**** The records ****

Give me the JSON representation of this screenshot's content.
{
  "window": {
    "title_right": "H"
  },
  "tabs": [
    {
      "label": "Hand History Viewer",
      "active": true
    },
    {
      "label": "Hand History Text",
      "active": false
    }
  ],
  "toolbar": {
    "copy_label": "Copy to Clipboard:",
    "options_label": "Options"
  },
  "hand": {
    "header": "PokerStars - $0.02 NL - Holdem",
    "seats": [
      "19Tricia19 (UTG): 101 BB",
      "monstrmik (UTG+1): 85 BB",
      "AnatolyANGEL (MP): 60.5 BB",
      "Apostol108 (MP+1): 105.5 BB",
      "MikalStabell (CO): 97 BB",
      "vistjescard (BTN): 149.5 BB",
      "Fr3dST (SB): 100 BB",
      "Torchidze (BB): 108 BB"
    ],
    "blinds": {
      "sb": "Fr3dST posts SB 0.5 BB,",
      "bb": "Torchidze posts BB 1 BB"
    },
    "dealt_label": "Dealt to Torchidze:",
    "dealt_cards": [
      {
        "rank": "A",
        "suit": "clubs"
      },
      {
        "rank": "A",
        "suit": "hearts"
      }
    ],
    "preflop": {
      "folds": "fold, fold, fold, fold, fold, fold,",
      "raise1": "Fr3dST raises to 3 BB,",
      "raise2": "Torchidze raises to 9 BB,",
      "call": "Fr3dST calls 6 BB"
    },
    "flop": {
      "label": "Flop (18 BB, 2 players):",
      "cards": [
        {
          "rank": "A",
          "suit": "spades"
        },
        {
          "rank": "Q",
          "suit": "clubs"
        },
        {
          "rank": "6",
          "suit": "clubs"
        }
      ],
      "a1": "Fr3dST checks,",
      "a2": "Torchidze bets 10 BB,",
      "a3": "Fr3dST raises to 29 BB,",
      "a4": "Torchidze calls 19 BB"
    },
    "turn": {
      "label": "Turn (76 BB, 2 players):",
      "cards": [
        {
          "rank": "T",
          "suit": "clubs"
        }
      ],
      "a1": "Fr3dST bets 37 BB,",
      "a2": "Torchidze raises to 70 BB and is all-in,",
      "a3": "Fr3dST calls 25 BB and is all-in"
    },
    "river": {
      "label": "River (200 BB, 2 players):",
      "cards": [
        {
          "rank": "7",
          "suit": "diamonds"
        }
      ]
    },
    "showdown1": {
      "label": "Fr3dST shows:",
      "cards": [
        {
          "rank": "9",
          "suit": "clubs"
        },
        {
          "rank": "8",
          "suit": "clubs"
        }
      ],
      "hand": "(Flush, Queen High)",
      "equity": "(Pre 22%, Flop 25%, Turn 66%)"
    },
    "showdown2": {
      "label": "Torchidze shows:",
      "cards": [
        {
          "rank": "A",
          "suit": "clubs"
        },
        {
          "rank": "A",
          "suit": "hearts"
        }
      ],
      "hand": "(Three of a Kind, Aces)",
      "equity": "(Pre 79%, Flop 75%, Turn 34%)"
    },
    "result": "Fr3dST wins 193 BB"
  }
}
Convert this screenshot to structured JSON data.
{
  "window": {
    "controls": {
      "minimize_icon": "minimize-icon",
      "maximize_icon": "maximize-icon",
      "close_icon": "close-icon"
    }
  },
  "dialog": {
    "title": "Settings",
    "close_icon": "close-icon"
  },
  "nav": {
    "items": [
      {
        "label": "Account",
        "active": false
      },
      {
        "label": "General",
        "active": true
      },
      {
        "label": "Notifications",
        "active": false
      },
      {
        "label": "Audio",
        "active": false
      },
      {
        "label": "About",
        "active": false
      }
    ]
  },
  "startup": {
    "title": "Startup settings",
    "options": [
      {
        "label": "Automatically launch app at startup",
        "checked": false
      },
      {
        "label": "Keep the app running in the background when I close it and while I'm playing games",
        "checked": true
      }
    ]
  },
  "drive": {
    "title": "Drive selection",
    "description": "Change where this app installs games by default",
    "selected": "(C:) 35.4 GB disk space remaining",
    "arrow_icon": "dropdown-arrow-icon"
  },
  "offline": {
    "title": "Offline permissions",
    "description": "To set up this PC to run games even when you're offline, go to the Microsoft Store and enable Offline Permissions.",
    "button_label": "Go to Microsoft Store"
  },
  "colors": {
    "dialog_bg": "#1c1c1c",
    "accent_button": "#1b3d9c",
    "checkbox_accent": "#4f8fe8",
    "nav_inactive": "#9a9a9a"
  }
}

****

- _Task instructions_
Write out the full set of records exactly as given.

- _Correct answer_
Give me the JSON representation of this screenshot's content.
{
  "window": {
    "title_right": "H"
  },
  "tabs": [
    {
      "label": "Hand History Viewer",
      "active": true
    },
    {
      "label": "Hand History Text",
      "active": false
    }
  ],
  "toolbar": {
    "copy_label": "Copy to Clipboard:",
    "options_label": "Options"
  },
  "hand": {
    "header": "PokerStars - $0.02 NL - Holdem",
    "seats": [
      "19Tricia19 (UTG): 101 BB",
      "monstrmik (UTG+1): 85 BB",
      "AnatolyANGEL (MP): 60.5 BB",
      "Apostol108 (MP+1): 105.5 BB",
      "MikalStabell (CO): 97 BB",
      "vistjescard (BTN): 149.5 BB",
      "Fr3dST (SB): 100 BB",
      "Torchidze (BB): 108 BB"
    ],
    "blinds": {
      "sb": "Fr3dST posts SB 0.5 BB,",
      "bb": "Torchidze posts BB 1 BB"
    },
    "dealt_label": "Dealt to Torchidze:",
    "dealt_cards": [
      {
        "rank": "A",
        "suit": "clubs"
      },
      {
        "rank": "A",
        "suit": "hearts"
      }
    ],
    "preflop": {
      "folds": "fold, fold, fold, fold, fold, fold,",
      "raise1": "Fr3dST raises to 3 BB,",
      "raise2": "Torchidze raises to 9 BB,",
      "call": "Fr3dST calls 6 BB"
    },
    "flop": {
      "label": "Flop (18 BB, 2 players):",
      "cards": [
        {
          "rank": "A",
          "suit": "spades"
        },
        {
          "rank": "Q",
          "suit": "clubs"
        },
        {
          "rank": "6",
          "suit": "clubs"
        }
      ],
      "a1": "Fr3dST checks,",
      "a2": "Torchidze bets 10 BB,",
      "a3": "Fr3dST raises to 29 BB,",
      "a4": "Torchidze calls 19 BB"
    },
    "turn": {
      "label": "Turn (76 BB, 2 players):",
      "cards": [
        {
          "rank": "T",
          "suit": "clubs"
        }
      ],
      "a1": "Fr3dST bets 37 BB,",
      "a2": "Torchidze raises to 70 BB and is all-in,",
      "a3": "Fr3dST calls 25 BB and is all-in"
    },
    "river": {
      "label": "River (200 BB, 2 players):",
      "cards": [
        {
          "rank": "7",
          "suit": "diamonds"
        }
      ]
    },
    "showdown1": {
      "label": "Fr3dST shows:",
      "cards": [
        {
          "rank": "9",
          "suit": "clubs"
        },
        {
          "rank": "8",
          "suit": "clubs"
        }
      ],
      "hand": "(Flush, Queen High)",
      "equity": "(Pre 22%, Flop 25%, Turn 66%)"
    },
    "showdown2": {
      "label": "Torchidze shows:",
      "cards": [
        {
          "rank": "A",
          "suit": "clubs"
        },
        {
          "rank": "A",
          "suit": "hearts"
        }
      ],
      "hand": "(Three of a Kind, Aces)",
      "equity": "(Pre 79%, Flop 75%, Turn 34%)"
    },
    "result": "Fr3dST wins 193 BB"
  }
}
Convert this screenshot to structured JSON data.
{
  "window": {
    "controls": {
      "minimize_icon": "minimize-icon",
      "maximize_icon": "maximize-icon",
      "close_icon": "close-icon"
    }
  },
  "dialog": {
    "title": "Settings",
    "close_icon": "close-icon"
  },
  "nav": {
    "items": [
      {
        "label": "Account",
        "active": false
      },
      {
        "label": "General",
        "active": true
      },
      {
        "label": "Notifications",
        "active": false
      },
      {
        "label": "Audio",
        "active": false
      },
      {
        "label": "About",
        "active": false
      }
    ]
  },
  "startup": {
    "title": "Startup settings",
    "options": [
      {
        "label": "Automatically launch app at startup",
        "checked": false
      },
      {
        "label": "Keep the app running in the background when I close it and while I'm playing games",
        "checked": true
      }
    ]
  },
  "drive": {
    "title": "Drive selection",
    "description": "Change where this app installs games by default",
    "selected": "(C:) 35.4 GB disk space remaining",
    "arrow_icon": "dropdown-arrow-icon"
  },
  "offline": {
    "title": "Offline permissions",
    "description": "To set up this PC to run games even when you're offline, go to the Microsoft Store and enable Offline Permissions.",
    "button_label": "Go to Microsoft Store"
  },
  "colors": {
    "dialog_bg": "#1c1c1c",
    "accent_button": "#1b3d9c",
    "checkbox_accent": "#4f8fe8",
    "nav_inactive": "#9a9a9a"
  }
}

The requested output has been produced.